# DO THIS
Print out the material that follows word for word.

-=-=-

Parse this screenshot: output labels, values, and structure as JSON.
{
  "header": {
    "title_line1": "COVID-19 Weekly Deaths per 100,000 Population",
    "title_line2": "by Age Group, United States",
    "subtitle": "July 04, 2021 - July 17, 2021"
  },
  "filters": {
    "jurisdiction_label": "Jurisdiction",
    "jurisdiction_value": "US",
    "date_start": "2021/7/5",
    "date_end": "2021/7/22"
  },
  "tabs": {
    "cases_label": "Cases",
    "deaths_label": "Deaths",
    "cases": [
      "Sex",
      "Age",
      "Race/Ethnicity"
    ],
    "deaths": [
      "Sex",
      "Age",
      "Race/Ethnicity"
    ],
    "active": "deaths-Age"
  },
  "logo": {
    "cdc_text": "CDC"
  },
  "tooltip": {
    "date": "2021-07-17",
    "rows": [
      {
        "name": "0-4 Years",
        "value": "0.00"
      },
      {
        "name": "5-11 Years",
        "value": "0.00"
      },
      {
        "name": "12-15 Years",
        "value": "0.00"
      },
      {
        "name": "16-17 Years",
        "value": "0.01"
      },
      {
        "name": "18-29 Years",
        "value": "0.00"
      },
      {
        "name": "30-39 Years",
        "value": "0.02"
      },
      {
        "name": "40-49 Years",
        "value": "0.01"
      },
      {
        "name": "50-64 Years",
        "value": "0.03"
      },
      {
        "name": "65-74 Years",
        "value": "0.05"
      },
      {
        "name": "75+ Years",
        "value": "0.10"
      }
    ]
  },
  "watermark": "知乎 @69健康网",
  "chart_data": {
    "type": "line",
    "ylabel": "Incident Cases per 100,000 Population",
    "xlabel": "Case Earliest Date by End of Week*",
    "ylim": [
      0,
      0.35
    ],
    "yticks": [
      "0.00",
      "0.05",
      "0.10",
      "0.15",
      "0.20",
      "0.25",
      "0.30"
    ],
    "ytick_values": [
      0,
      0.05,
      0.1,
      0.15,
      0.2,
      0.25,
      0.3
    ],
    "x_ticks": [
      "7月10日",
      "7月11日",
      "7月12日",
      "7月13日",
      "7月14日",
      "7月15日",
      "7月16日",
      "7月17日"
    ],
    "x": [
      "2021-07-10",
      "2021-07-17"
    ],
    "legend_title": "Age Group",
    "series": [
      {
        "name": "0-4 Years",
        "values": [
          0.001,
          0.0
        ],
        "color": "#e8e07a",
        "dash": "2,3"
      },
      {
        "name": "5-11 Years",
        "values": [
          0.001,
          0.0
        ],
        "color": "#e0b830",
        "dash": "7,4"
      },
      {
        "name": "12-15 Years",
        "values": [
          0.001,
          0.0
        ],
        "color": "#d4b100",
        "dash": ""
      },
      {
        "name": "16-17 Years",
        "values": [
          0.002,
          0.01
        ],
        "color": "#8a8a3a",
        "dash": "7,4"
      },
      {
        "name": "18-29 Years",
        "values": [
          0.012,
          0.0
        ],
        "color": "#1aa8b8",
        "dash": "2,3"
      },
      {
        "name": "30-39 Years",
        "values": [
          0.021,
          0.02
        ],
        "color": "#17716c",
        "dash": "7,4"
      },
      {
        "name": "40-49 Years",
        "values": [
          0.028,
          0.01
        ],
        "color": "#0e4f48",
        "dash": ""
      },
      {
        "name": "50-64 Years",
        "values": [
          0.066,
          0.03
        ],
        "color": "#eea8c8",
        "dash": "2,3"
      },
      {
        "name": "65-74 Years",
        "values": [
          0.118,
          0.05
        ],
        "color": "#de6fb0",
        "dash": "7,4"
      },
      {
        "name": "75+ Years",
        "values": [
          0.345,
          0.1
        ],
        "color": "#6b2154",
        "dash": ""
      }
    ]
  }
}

-=-=-

# THE REPLY
Parse this screenshot: output labels, values, and structure as JSON.
{
  "header": {
    "title_line1": "COVID-19 Weekly Deaths per 100,000 Population",
    "title_line2": "by Age Group, United States",
    "subtitle": "July 04, 2021 - July 17, 2021"
  },
  "filters": {
    "jurisdiction_label": "Jurisdiction",
    "jurisdiction_value": "US",
    "date_start": "2021/7/5",
    "date_end": "2021/7/22"
  },
  "tabs": {
    "cases_label": "Cases",
    "deaths_label": "Deaths",
    "cases": [
      "Sex",
      "Age",
      "Race/Ethnicity"
    ],
    "deaths": [
      "Sex",
      "Age",
      "Race/Ethnicity"
    ],
    "active": "deaths-Age"
  },
  "logo": {
    "cdc_text": "CDC"
  },
  "tooltip": {
    "date": "2021-07-17",
    "rows": [
      {
        "name": "0-4 Years",
        "value": "0.00"
      },
      {
        "name": "5-11 Years",
        "value": "0.00"
      },
      {
        "name": "12-15 Years",
        "value": "0.00"
      },
      {
        "name": "16-17 Years",
        "value": "0.01"
      },
      {
        "name": "18-29 Years",
        "value": "0.00"
      },
      {
        "name": "30-39 Years",
        "value": "0.02"
      },
      {
        "name": "40-49 Years",
        "value": "0.01"
      },
      {
        "name": "50-64 Years",
        "value": "0.03"
      },
      {
        "name": "65-74 Years",
        "value": "0.05"
      },
      {
        "name": "75+ Years",
        "value": "0.10"
      }
    ]
  },
  "watermark": "知乎 @69健康网",
  "chart_data": {
    "type": "line",
    "ylabel": "Incident Cases per 100,000 Population",
    "xlabel": "Case Earliest Date by End of Week*",
    "ylim": [
      0,
      0.35
    ],
    "yticks": [
      "0.00",
      "0.05",
      "0.10",
      "0.15",
      "0.20",
      "0.25",
      "0.30"
    ],
    "ytick_values": [
      0,
      0.05,
      0.1,
      0.15,
      0.2,
      0.25,
      0.3
    ],
    "x_ticks": [
      "7月10日",
      "7月11日",
      "7月12日",
      "7月13日",
      "7月14日",
      "7月15日",
      "7月16日",
      "7月17日"
    ],
    "x": [
      "2021-07-10",
      "2021-07-17"
    ],
    "legend_title": "Age Group",
    "series": [
      {
        "name": "0-4 Years",
        "values": [
          0.001,
          0.0
        ],
        "color": "#e8e07a",
        "dash": "2,3"
      },
      {
        "name": "5-11 Years",
        "values": [
          0.001,
          0.0
        ],
        "color": "#e0b830",
        "dash": "7,4"
      },
      {
        "name": "12-15 Years",
        "values": [
          0.001,
          0.0
        ],
        "color": "#d4b100",
        "dash": ""
      },
      {
        "name": "16-17 Years",
        "values": [
          0.002,
          0.01
        ],
        "color": "#8a8a3a",
        "dash": "7,4"
      },
      {
        "name": "18-29 Years",
        "values": [
          0.012,
          0.0
        ],
        "color": "#1aa8b8",
        "dash": "2,3"
      },
      {
        "name": "30-39 Years",
        "values": [
          0.021,
          0.02
        ],
        "color": "#17716c",
        "dash": "7,4"
      },
      {
        "name": "40-49 Years",
        "values": [
          0.028,
          0.01
        ],
        "color": "#0e4f48",
        "dash": ""
      },
      {
        "name": "50-64 Years",
        "values": [
          0.066,
          0.03
        ],
        "color": "#eea8c8",
        "dash": "2,3"
      },
      {
        "name": "65-74 Years",
        "values": [
          0.118,
          0.05
        ],
        "color": "#de6fb0",
        "dash": "7,4"
      },
      {
        "name": "75+ Years",
        "values": [
          0.345,
          0.1
        ],
        "color": "#6b2154",
        "dash": ""
      }
    ]
  }
}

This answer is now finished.